Given instruction:
Every entry needs to be printed exactly, please.

Available records:
··········
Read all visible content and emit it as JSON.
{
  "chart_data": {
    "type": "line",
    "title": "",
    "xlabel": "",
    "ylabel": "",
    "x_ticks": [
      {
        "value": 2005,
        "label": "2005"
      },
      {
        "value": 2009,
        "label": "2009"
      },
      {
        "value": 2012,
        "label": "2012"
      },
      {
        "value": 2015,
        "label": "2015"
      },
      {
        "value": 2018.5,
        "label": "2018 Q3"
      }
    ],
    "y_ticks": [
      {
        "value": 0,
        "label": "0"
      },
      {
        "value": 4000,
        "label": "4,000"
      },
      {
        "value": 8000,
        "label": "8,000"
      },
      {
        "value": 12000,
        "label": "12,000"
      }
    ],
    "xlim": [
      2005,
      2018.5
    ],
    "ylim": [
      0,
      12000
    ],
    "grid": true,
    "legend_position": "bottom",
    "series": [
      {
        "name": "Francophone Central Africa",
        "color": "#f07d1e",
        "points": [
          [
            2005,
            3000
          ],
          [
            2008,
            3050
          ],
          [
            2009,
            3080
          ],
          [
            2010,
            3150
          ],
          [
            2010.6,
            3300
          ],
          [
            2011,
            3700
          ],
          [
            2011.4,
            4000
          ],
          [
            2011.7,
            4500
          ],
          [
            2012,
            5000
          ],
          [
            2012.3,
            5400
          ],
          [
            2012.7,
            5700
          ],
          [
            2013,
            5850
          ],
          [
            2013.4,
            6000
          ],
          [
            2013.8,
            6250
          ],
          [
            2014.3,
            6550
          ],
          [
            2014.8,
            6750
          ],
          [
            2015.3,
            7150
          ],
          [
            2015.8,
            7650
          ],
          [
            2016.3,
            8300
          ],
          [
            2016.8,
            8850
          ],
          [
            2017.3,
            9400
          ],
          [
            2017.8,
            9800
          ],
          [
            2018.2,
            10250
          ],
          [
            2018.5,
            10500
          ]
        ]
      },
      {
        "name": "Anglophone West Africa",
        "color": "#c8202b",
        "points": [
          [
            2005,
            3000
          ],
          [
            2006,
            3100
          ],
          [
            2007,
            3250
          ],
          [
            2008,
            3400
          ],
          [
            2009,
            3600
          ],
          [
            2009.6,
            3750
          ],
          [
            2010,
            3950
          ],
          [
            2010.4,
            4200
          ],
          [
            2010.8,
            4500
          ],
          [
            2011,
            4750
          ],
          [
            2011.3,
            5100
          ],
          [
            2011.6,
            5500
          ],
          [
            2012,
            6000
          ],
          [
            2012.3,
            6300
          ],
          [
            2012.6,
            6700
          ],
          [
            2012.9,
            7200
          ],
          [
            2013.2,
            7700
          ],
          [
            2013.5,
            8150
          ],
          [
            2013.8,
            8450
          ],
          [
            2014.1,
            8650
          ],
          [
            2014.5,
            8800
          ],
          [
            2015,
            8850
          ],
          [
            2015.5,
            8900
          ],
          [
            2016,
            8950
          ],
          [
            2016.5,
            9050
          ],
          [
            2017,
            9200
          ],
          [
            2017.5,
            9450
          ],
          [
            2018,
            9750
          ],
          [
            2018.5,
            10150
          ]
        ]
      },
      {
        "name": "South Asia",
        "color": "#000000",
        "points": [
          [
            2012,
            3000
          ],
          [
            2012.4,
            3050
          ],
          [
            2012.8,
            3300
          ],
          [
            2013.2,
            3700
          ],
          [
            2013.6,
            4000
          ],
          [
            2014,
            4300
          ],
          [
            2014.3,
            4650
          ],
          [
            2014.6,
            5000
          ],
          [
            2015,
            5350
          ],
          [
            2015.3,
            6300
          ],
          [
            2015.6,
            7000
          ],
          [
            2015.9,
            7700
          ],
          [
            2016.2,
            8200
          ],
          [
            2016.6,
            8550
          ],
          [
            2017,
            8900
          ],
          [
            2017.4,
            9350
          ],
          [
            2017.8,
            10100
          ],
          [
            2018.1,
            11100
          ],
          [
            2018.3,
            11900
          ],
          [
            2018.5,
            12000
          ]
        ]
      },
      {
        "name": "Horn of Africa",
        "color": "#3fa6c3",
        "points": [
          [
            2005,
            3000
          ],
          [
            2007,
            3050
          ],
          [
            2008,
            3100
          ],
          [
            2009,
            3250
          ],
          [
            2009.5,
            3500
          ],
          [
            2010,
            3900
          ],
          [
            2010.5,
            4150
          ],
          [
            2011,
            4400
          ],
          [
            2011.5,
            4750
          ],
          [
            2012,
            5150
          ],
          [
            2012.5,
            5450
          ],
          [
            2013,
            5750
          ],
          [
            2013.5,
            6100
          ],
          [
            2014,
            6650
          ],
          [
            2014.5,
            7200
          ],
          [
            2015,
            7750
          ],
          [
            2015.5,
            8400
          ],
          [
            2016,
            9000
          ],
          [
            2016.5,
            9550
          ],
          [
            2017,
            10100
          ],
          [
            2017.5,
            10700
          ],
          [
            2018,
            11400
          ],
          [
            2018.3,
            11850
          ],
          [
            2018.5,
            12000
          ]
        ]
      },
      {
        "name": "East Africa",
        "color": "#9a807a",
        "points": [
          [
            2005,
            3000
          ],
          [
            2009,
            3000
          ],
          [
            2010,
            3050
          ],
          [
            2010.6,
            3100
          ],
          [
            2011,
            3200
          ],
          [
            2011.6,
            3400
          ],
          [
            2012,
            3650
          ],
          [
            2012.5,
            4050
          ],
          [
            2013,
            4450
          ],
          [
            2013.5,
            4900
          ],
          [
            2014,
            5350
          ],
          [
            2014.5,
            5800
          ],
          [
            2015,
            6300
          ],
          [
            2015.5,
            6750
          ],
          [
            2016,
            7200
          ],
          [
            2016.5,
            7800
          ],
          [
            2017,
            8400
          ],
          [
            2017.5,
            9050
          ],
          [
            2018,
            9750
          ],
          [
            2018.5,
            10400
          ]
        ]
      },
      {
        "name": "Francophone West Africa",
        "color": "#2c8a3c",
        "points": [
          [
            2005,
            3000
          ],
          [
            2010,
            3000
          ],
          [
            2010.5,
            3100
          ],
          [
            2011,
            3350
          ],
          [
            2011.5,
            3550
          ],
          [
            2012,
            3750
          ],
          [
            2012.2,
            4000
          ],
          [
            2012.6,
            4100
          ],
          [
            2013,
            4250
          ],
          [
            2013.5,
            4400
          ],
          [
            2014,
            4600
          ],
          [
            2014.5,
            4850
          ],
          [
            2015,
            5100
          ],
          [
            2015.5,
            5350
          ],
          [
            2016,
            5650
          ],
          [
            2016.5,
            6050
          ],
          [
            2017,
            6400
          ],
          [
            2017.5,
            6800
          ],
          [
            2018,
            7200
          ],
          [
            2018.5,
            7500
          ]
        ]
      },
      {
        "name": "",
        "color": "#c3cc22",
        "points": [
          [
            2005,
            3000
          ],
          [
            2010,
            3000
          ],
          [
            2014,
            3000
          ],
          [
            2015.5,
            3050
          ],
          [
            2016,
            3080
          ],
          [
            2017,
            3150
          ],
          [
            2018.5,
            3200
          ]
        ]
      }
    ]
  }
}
··········
Task response:
Read all visible content and emit it as JSON.
{
  "chart_data": {
    "type": "line",
    "title": "",
    "xlabel": "",
    "ylabel": "",
    "x_ticks": [
      {
        "value": 2005,
        "label": "2005"
      },
      {
        "value": 2009,
        "label": "2009"
      },
      {
        "value": 2012,
        "label": "2012"
      },
      {
        "value": 2015,
        "label": "2015"
      },
      {
        "value": 2018.5,
        "label": "2018 Q3"
      }
    ],
    "y_ticks": [
      {
        "value": 0,
        "label": "0"
      },
      {
        "value": 4000,
        "label": "4,000"
      },
      {
        "value": 8000,
        "label": "8,000"
      },
      {
        "value": 12000,
        "label": "12,000"
      }
    ],
    "xlim": [
      2005,
      2018.5
    ],
    "ylim": [
      0,
      12000
    ],
    "grid": true,
    "legend_position": "bottom",
    "series": [
      {
        "name": "Francophone Central Africa",
        "color": "#f07d1e",
        "points": [
          [
            2005,
            3000
          ],
          [
            2008,
            3050
          ],
          [
            2009,
            3080
          ],
          [
            2010,
            3150
          ],
          [
            2010.6,
            3300
          ],
          [
            2011,
            3700
          ],
          [
            2011.4,
            4000
          ],
          [
            2011.7,
            4500
          ],
          [
            2012,
            5000
          ],
          [
            2012.3,
            5400
          ],
          [
            2012.7,
            5700
          ],
          [
            2013,
            5850
          ],
          [
            2013.4,
            6000
          ],
          [
            2013.8,
            6250
          ],
          [
            2014.3,
            6550
          ],
          [
            2014.8,
            6750
          ],
          [
            2015.3,
            7150
          ],
          [
            2015.8,
            7650
          ],
          [
            2016.3,
            8300
          ],
          [
            2016.8,
            8850
          ],
          [
            2017.3,
            9400
          ],
          [
            2017.8,
            9800
          ],
          [
            2018.2,
            10250
          ],
          [
            2018.5,
            10500
          ]
        ]
      },
      {
        "name": "Anglophone West Africa",
        "color": "#c8202b",
        "points": [
          [
            2005,
            3000
          ],
          [
            2006,
            3100
          ],
          [
            2007,
            3250
          ],
          [
            2008,
            3400
          ],
          [
            2009,
            3600
          ],
          [
            2009.6,
            3750
          ],
          [
            2010,
            3950
          ],
          [
            2010.4,
            4200
          ],
          [
            2010.8,
            4500
          ],
          [
            2011,
            4750
          ],
          [
            2011.3,
            5100
          ],
          [
            2011.6,
            5500
          ],
          [
            2012,
            6000
          ],
          [
            2012.3,
            6300
          ],
          [
            2012.6,
            6700
          ],
          [
            2012.9,
            7200
          ],
          [
            2013.2,
            7700
          ],
          [
            2013.5,
            8150
          ],
          [
            2013.8,
            8450
          ],
          [
            2014.1,
            8650
          ],
          [
            2014.5,
            8800
          ],
          [
            2015,
            8850
          ],
          [
            2015.5,
            8900
          ],
          [
            2016,
            8950
          ],
          [
            2016.5,
            9050
          ],
          [
            2017,
            9200
          ],
          [
            2017.5,
            9450
          ],
          [
            2018,
            9750
          ],
          [
            2018.5,
            10150
          ]
        ]
      },
      {
        "name": "South Asia",
        "color": "#000000",
        "points": [
          [
            2012,
            3000
          ],
          [
            2012.4,
            3050
          ],
          [
            2012.8,
            3300
          ],
          [
            2013.2,
            3700
          ],
          [
            2013.6,
            4000
          ],
          [
            2014,
            4300
          ],
          [
            2014.3,
            4650
          ],
          [
            2014.6,
            5000
          ],
          [
            2015,
            5350
          ],
          [
            2015.3,
            6300
          ],
          [
            2015.6,
            7000
          ],
          [
            2015.9,
            7700
          ],
          [
            2016.2,
            8200
          ],
          [
            2016.6,
            8550
          ],
          [
            2017,
            8900
          ],
          [
            2017.4,
            9350
          ],
          [
            2017.8,
            10100
          ],
          [
            2018.1,
            11100
          ],
          [
            2018.3,
            11900
          ],
          [
            2018.5,
            12000
          ]
        ]
      },
      {
        "name": "Horn of Africa",
        "color": "#3fa6c3",
        "points": [
          [
            2005,
            3000
          ],
          [
            2007,
            3050
          ],
          [
            2008,
            3100
          ],
          [
            2009,
            3250
          ],
          [
            2009.5,
            3500
          ],
          [
            2010,
            3900
          ],
          [
            2010.5,
            4150
          ],
          [
            2011,
            4400
          ],
          [
            2011.5,
            4750
          ],
          [
            2012,
            5150
          ],
          [
            2012.5,
            5450
          ],
          [
            2013,
            5750
          ],
          [
            2013.5,
            6100
          ],
          [
            2014,
            6650
          ],
          [
            2014.5,
            7200
          ],
          [
            2015,
            7750
          ],
          [
            2015.5,
            8400
          ],
          [
            2016,
            9000
          ],
          [
            2016.5,
            9550
          ],
          [
            2017,
            10100
          ],
          [
            2017.5,
            10700
          ],
          [
            2018,
            11400
          ],
          [
            2018.3,
            11850
          ],
          [
            2018.5,
            12000
          ]
        ]
      },
      {
        "name": "East Africa",
        "color": "#9a807a",
        "points": [
          [
            2005,
            3000
          ],
          [
            2009,
            3000
          ],
          [
            2010,
            3050
          ],
          [
            2010.6,
            3100
          ],
          [
            2011,
            3200
          ],
          [
            2011.6,
            3400
          ],
          [
            2012,
            3650
          ],
          [
            2012.5,
            4050
          ],
          [
            2013,
            4450
          ],
          [
            2013.5,
            4900
          ],
          [
            2014,
            5350
          ],
          [
            2014.5,
            5800
          ],
          [
            2015,
            6300
          ],
          [
            2015.5,
            6750
          ],
          [
            2016,
            7200
          ],
          [
            2016.5,
            7800
          ],
          [
            2017,
            8400
          ],
          [
            2017.5,
            9050
          ],
          [
            2018,
            9750
          ],
          [
            2018.5,
            10400
          ]
        ]
      },
      {
        "name": "Francophone West Africa",
        "color": "#2c8a3c",
        "points": [
          [
            2005,
            3000
          ],
          [
            2010,
            3000
          ],
          [
            2010.5,
            3100
          ],
          [
            2011,
            3350
          ],
          [
            2011.5,
            3550
          ],
          [
            2012,
            3750
          ],
          [
            2012.2,
            4000
          ],
          [
            2012.6,
            4100
          ],
          [
            2013,
            4250
          ],
          [
            2013.5,
            4400
          ],
          [
            2014,
            4600
          ],
          [
            2014.5,
            4850
          ],
          [
            2015,
            5100
          ],
          [
            2015.5,
            5350
          ],
          [
            2016,
            5650
          ],
          [
            2016.5,
            6050
          ],
          [
            2017,
            6400
          ],
          [
            2017.5,
            6800
          ],
          [
            2018,
            7200
          ],
          [
            2018.5,
            7500
          ]
        ]
      },
      {
        "name": "",
        "color": "#c3cc22",
        "points": [
          [
            2005,
            3000
          ],
          [
            2010,
            3000
          ],
          [
            2014,
            3000
          ],
          [
            2015.5,
            3050
          ],
          [
            2016,
            3080
          ],
          [
            2017,
            3150
          ],
          [
            2018.5,
            3200
          ]
        ]
      }
    ]
  }
}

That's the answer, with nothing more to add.